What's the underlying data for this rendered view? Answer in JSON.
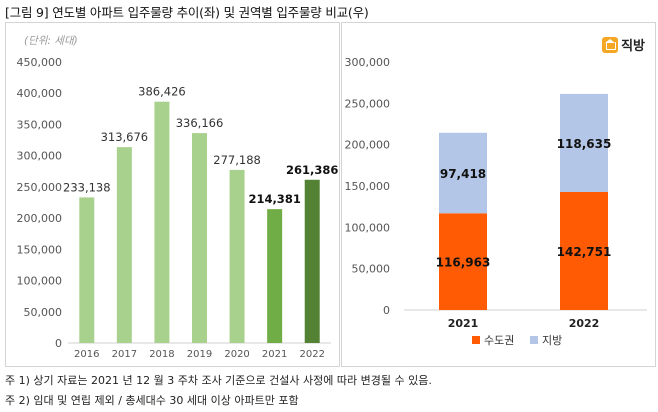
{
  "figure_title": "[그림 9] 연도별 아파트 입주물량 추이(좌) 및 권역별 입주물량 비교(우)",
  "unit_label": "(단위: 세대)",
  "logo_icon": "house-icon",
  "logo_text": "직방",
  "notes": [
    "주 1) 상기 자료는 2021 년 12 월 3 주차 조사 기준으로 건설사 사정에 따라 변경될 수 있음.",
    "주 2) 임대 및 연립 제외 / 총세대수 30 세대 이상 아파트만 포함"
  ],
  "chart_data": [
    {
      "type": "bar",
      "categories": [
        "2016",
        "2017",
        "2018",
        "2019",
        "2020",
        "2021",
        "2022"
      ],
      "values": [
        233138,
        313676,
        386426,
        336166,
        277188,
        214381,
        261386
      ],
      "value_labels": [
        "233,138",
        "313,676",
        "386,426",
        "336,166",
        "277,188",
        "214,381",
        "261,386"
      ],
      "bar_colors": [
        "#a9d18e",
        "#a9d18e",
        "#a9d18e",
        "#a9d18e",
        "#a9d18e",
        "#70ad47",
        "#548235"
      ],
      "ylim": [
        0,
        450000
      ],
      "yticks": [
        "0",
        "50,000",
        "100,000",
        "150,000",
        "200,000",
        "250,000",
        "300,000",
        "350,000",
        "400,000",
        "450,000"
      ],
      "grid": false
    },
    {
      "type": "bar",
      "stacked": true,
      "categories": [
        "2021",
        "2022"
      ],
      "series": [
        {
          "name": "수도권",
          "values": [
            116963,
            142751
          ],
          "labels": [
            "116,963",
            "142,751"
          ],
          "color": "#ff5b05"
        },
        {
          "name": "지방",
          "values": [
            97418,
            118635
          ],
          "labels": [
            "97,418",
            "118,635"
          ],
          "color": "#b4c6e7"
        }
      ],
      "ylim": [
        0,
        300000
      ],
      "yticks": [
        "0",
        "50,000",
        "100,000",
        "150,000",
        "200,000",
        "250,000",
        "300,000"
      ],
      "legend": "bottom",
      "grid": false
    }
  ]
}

◆ **Problem details**
Restate the records above in full, word for word. Keep pictures out.

◆ **Task result**
What's the underlying data for this rendered view? Answer in JSON.
{
  "figure_title": "[그림 9] 연도별 아파트 입주물량 추이(좌) 및 권역별 입주물량 비교(우)",
  "unit_label": "(단위: 세대)",
  "logo_icon": "house-icon",
  "logo_text": "직방",
  "notes": [
    "주 1) 상기 자료는 2021 년 12 월 3 주차 조사 기준으로 건설사 사정에 따라 변경될 수 있음.",
    "주 2) 임대 및 연립 제외 / 총세대수 30 세대 이상 아파트만 포함"
  ],
  "chart_data": [
    {
      "type": "bar",
      "categories": [
        "2016",
        "2017",
        "2018",
        "2019",
        "2020",
        "2021",
        "2022"
      ],
      "values": [
        233138,
        313676,
        386426,
        336166,
        277188,
        214381,
        261386
      ],
      "value_labels": [
        "233,138",
        "313,676",
        "386,426",
        "336,166",
        "277,188",
        "214,381",
        "261,386"
      ],
      "bar_colors": [
        "#a9d18e",
        "#a9d18e",
        "#a9d18e",
        "#a9d18e",
        "#a9d18e",
        "#70ad47",
        "#548235"
      ],
      "ylim": [
        0,
        450000
      ],
      "yticks": [
        "0",
        "50,000",
        "100,000",
        "150,000",
        "200,000",
        "250,000",
        "300,000",
        "350,000",
        "400,000",
        "450,000"
      ],
      "grid": false
    },
    {
      "type": "bar",
      "stacked": true,
      "categories": [
        "2021",
        "2022"
      ],
      "series": [
        {
          "name": "수도권",
          "values": [
            116963,
            142751
          ],
          "labels": [
            "116,963",
            "142,751"
          ],
          "color": "#ff5b05"
        },
        {
          "name": "지방",
          "values": [
            97418,
            118635
          ],
          "labels": [
            "97,418",
            "118,635"
          ],
          "color": "#b4c6e7"
        }
      ],
      "ylim": [
        0,
        300000
      ],
      "yticks": [
        "0",
        "50,000",
        "100,000",
        "150,000",
        "200,000",
        "250,000",
        "300,000"
      ],
      "legend": "bottom",
      "grid": false
    }
  ]
}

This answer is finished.